Problem description: In the entries, find all lines that hold the word "name" and copy them.

Listed entries:

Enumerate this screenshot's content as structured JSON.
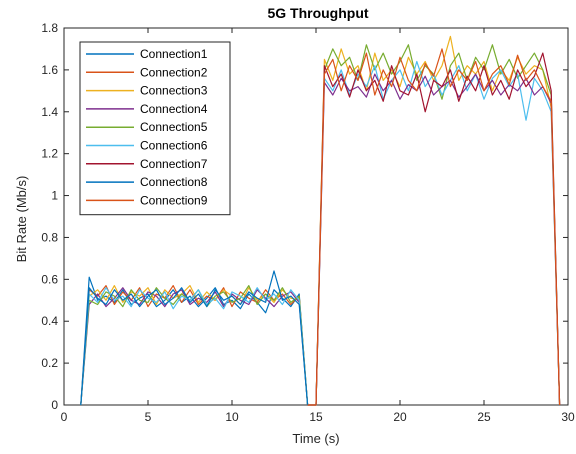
{
  "chart_data": {
    "type": "line",
    "title": "5G Throughput",
    "xlabel": "Time (s)",
    "ylabel": "Bit Rate (Mb/s)",
    "xlim": [
      0,
      30
    ],
    "ylim": [
      0,
      1.8
    ],
    "xticks": [
      "0",
      "5",
      "10",
      "15",
      "20",
      "25",
      "30"
    ],
    "yticks": [
      "0",
      "0.2",
      "0.4",
      "0.6",
      "0.8",
      "1",
      "1.2",
      "1.4",
      "1.6",
      "1.8"
    ],
    "grid": false,
    "legend_position": "top-left",
    "series": [
      {
        "name": "Connection1",
        "color": "#0072BD",
        "phase": "early",
        "x": [
          1.0,
          1.5,
          2.0,
          2.5,
          3.0,
          3.5,
          4.0,
          4.5,
          5.0,
          5.5,
          6.0,
          6.5,
          7.0,
          7.5,
          8.0,
          8.5,
          9.0,
          9.5,
          10.0,
          10.5,
          11.0,
          11.5,
          12.0,
          12.5,
          13.0,
          13.5,
          14.0,
          14.5
        ],
        "y": [
          0,
          0.61,
          0.5,
          0.52,
          0.49,
          0.55,
          0.48,
          0.51,
          0.53,
          0.47,
          0.5,
          0.55,
          0.49,
          0.52,
          0.47,
          0.51,
          0.56,
          0.48,
          0.5,
          0.46,
          0.53,
          0.49,
          0.44,
          0.55,
          0.51,
          0.47,
          0.53,
          0
        ]
      },
      {
        "name": "Connection2",
        "color": "#D95319",
        "phase": "early",
        "x": [
          1.0,
          1.5,
          2.0,
          2.5,
          3.0,
          3.5,
          4.0,
          4.5,
          5.0,
          5.5,
          6.0,
          6.5,
          7.0,
          7.5,
          8.0,
          8.5,
          9.0,
          9.5,
          10.0,
          10.5,
          11.0,
          11.5,
          12.0,
          12.5,
          13.0,
          13.5,
          14.0,
          14.5
        ],
        "y": [
          0,
          0.55,
          0.52,
          0.57,
          0.48,
          0.54,
          0.5,
          0.56,
          0.47,
          0.53,
          0.51,
          0.57,
          0.49,
          0.55,
          0.48,
          0.52,
          0.5,
          0.56,
          0.47,
          0.54,
          0.51,
          0.49,
          0.55,
          0.5,
          0.53,
          0.48,
          0.52,
          0
        ]
      },
      {
        "name": "Connection3",
        "color": "#EDB120",
        "phase": "early",
        "x": [
          1.0,
          1.5,
          2.0,
          2.5,
          3.0,
          3.5,
          4.0,
          4.5,
          5.0,
          5.5,
          6.0,
          6.5,
          7.0,
          7.5,
          8.0,
          8.5,
          9.0,
          9.5,
          10.0,
          10.5,
          11.0,
          11.5,
          12.0,
          12.5,
          13.0,
          13.5,
          14.0,
          14.5
        ],
        "y": [
          0,
          0.52,
          0.55,
          0.5,
          0.57,
          0.49,
          0.54,
          0.52,
          0.56,
          0.48,
          0.55,
          0.51,
          0.53,
          0.57,
          0.49,
          0.54,
          0.5,
          0.55,
          0.52,
          0.48,
          0.56,
          0.5,
          0.53,
          0.49,
          0.55,
          0.51,
          0.5,
          0
        ]
      },
      {
        "name": "Connection4",
        "color": "#7E2F8E",
        "phase": "early",
        "x": [
          1.0,
          1.5,
          2.0,
          2.5,
          3.0,
          3.5,
          4.0,
          4.5,
          5.0,
          5.5,
          6.0,
          6.5,
          7.0,
          7.5,
          8.0,
          8.5,
          9.0,
          9.5,
          10.0,
          10.5,
          11.0,
          11.5,
          12.0,
          12.5,
          13.0,
          13.5,
          14.0,
          14.5
        ],
        "y": [
          0,
          0.48,
          0.53,
          0.47,
          0.51,
          0.56,
          0.5,
          0.48,
          0.54,
          0.52,
          0.47,
          0.53,
          0.55,
          0.48,
          0.51,
          0.49,
          0.54,
          0.47,
          0.53,
          0.5,
          0.48,
          0.55,
          0.51,
          0.47,
          0.52,
          0.54,
          0.49,
          0
        ]
      },
      {
        "name": "Connection5",
        "color": "#77AC30",
        "phase": "early",
        "x": [
          1.0,
          1.5,
          2.0,
          2.5,
          3.0,
          3.5,
          4.0,
          4.5,
          5.0,
          5.5,
          6.0,
          6.5,
          7.0,
          7.5,
          8.0,
          8.5,
          9.0,
          9.5,
          10.0,
          10.5,
          11.0,
          11.5,
          12.0,
          12.5,
          13.0,
          13.5,
          14.0,
          14.5
        ],
        "y": [
          0,
          0.5,
          0.48,
          0.54,
          0.52,
          0.47,
          0.55,
          0.5,
          0.49,
          0.56,
          0.51,
          0.48,
          0.53,
          0.5,
          0.55,
          0.47,
          0.52,
          0.54,
          0.49,
          0.51,
          0.57,
          0.48,
          0.53,
          0.5,
          0.56,
          0.49,
          0.52,
          0
        ]
      },
      {
        "name": "Connection6",
        "color": "#4DBEEE",
        "phase": "early",
        "x": [
          1.0,
          1.5,
          2.0,
          2.5,
          3.0,
          3.5,
          4.0,
          4.5,
          5.0,
          5.5,
          6.0,
          6.5,
          7.0,
          7.5,
          8.0,
          8.5,
          9.0,
          9.5,
          10.0,
          10.5,
          11.0,
          11.5,
          12.0,
          12.5,
          13.0,
          13.5,
          14.0,
          14.5
        ],
        "y": [
          0,
          0.53,
          0.49,
          0.56,
          0.5,
          0.52,
          0.47,
          0.55,
          0.51,
          0.49,
          0.54,
          0.46,
          0.52,
          0.5,
          0.55,
          0.48,
          0.51,
          0.46,
          0.54,
          0.52,
          0.49,
          0.56,
          0.5,
          0.53,
          0.48,
          0.55,
          0.5,
          0
        ]
      },
      {
        "name": "Connection7",
        "color": "#A2142F",
        "phase": "late",
        "x": [
          14.5,
          15.0,
          15.5,
          16.0,
          16.5,
          17.0,
          17.5,
          18.0,
          18.5,
          19.0,
          19.5,
          20.0,
          20.5,
          21.0,
          21.5,
          22.0,
          22.5,
          23.0,
          23.5,
          24.0,
          24.5,
          25.0,
          25.5,
          26.0,
          26.5,
          27.0,
          27.5,
          28.0,
          28.5,
          29.0,
          29.5
        ],
        "y": [
          0,
          0,
          1.62,
          1.52,
          1.58,
          1.47,
          1.6,
          1.5,
          1.55,
          1.45,
          1.62,
          1.5,
          1.48,
          1.58,
          1.4,
          1.55,
          1.52,
          1.6,
          1.45,
          1.57,
          1.5,
          1.62,
          1.48,
          1.55,
          1.46,
          1.6,
          1.52,
          1.57,
          1.68,
          1.5,
          0
        ]
      },
      {
        "name": "Connection8",
        "color": "#0072BD",
        "phase": "early",
        "x": [
          1.0,
          1.5,
          2.0,
          2.5,
          3.0,
          3.5,
          4.0,
          4.5,
          5.0,
          5.5,
          6.0,
          6.5,
          7.0,
          7.5,
          8.0,
          8.5,
          9.0,
          9.5,
          10.0,
          10.5,
          11.0,
          11.5,
          12.0,
          12.5,
          13.0,
          13.5,
          14.0,
          14.5
        ],
        "y": [
          0,
          0.56,
          0.51,
          0.48,
          0.55,
          0.5,
          0.53,
          0.47,
          0.52,
          0.55,
          0.48,
          0.51,
          0.56,
          0.49,
          0.53,
          0.47,
          0.55,
          0.5,
          0.52,
          0.48,
          0.54,
          0.51,
          0.49,
          0.64,
          0.5,
          0.52,
          0.48,
          0
        ]
      },
      {
        "name": "Connection9",
        "color": "#D95319",
        "phase": "late",
        "x": [
          14.5,
          15.0,
          15.5,
          16.0,
          16.5,
          17.0,
          17.5,
          18.0,
          18.5,
          19.0,
          19.5,
          20.0,
          20.5,
          21.0,
          21.5,
          22.0,
          22.5,
          23.0,
          23.5,
          24.0,
          24.5,
          25.0,
          25.5,
          26.0,
          26.5,
          27.0,
          27.5,
          28.0,
          28.5,
          29.0,
          29.5
        ],
        "y": [
          0,
          0,
          1.58,
          1.65,
          1.5,
          1.62,
          1.55,
          1.68,
          1.48,
          1.6,
          1.52,
          1.66,
          1.55,
          1.5,
          1.63,
          1.57,
          1.7,
          1.52,
          1.6,
          1.55,
          1.64,
          1.5,
          1.58,
          1.62,
          1.53,
          1.67,
          1.55,
          1.6,
          1.52,
          1.45,
          0
        ]
      }
    ],
    "extra_late": [
      {
        "color": "#EDB120",
        "y": [
          0,
          0,
          1.65,
          1.55,
          1.7,
          1.58,
          1.62,
          1.5,
          1.68,
          1.55,
          1.6,
          1.52,
          1.66,
          1.58,
          1.64,
          1.55,
          1.62,
          1.76,
          1.55,
          1.62,
          1.58,
          1.64,
          1.5,
          1.6,
          1.55,
          1.66,
          1.58,
          1.62,
          1.6,
          1.42,
          0
        ]
      },
      {
        "color": "#77AC30",
        "y": [
          0,
          0,
          1.6,
          1.7,
          1.62,
          1.66,
          1.55,
          1.72,
          1.6,
          1.68,
          1.58,
          1.64,
          1.72,
          1.55,
          1.62,
          1.58,
          1.46,
          1.62,
          1.68,
          1.55,
          1.66,
          1.6,
          1.72,
          1.58,
          1.65,
          1.56,
          1.62,
          1.68,
          1.6,
          1.48,
          0
        ]
      },
      {
        "color": "#4DBEEE",
        "y": [
          0,
          0,
          1.56,
          1.5,
          1.6,
          1.48,
          1.58,
          1.52,
          1.62,
          1.46,
          1.55,
          1.6,
          1.5,
          1.64,
          1.52,
          1.58,
          1.48,
          1.55,
          1.62,
          1.5,
          1.58,
          1.46,
          1.56,
          1.6,
          1.52,
          1.58,
          1.36,
          1.56,
          1.5,
          1.4,
          0
        ]
      },
      {
        "color": "#7E2F8E",
        "y": [
          0,
          0,
          1.54,
          1.48,
          1.56,
          1.5,
          1.52,
          1.47,
          1.58,
          1.5,
          1.55,
          1.46,
          1.53,
          1.5,
          1.57,
          1.48,
          1.52,
          1.55,
          1.47,
          1.52,
          1.58,
          1.5,
          1.55,
          1.48,
          1.53,
          1.5,
          1.56,
          1.48,
          1.52,
          1.44,
          0
        ]
      }
    ]
  }
}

Problem solution:
        "name": "Connection1",
        "name": "Connection2",
        "name": "Connection3",
        "name": "Connection4",
        "name": "Connection5",
        "name": "Connection6",
        "name": "Connection7",
        "name": "Connection8",
        "name": "Connection9",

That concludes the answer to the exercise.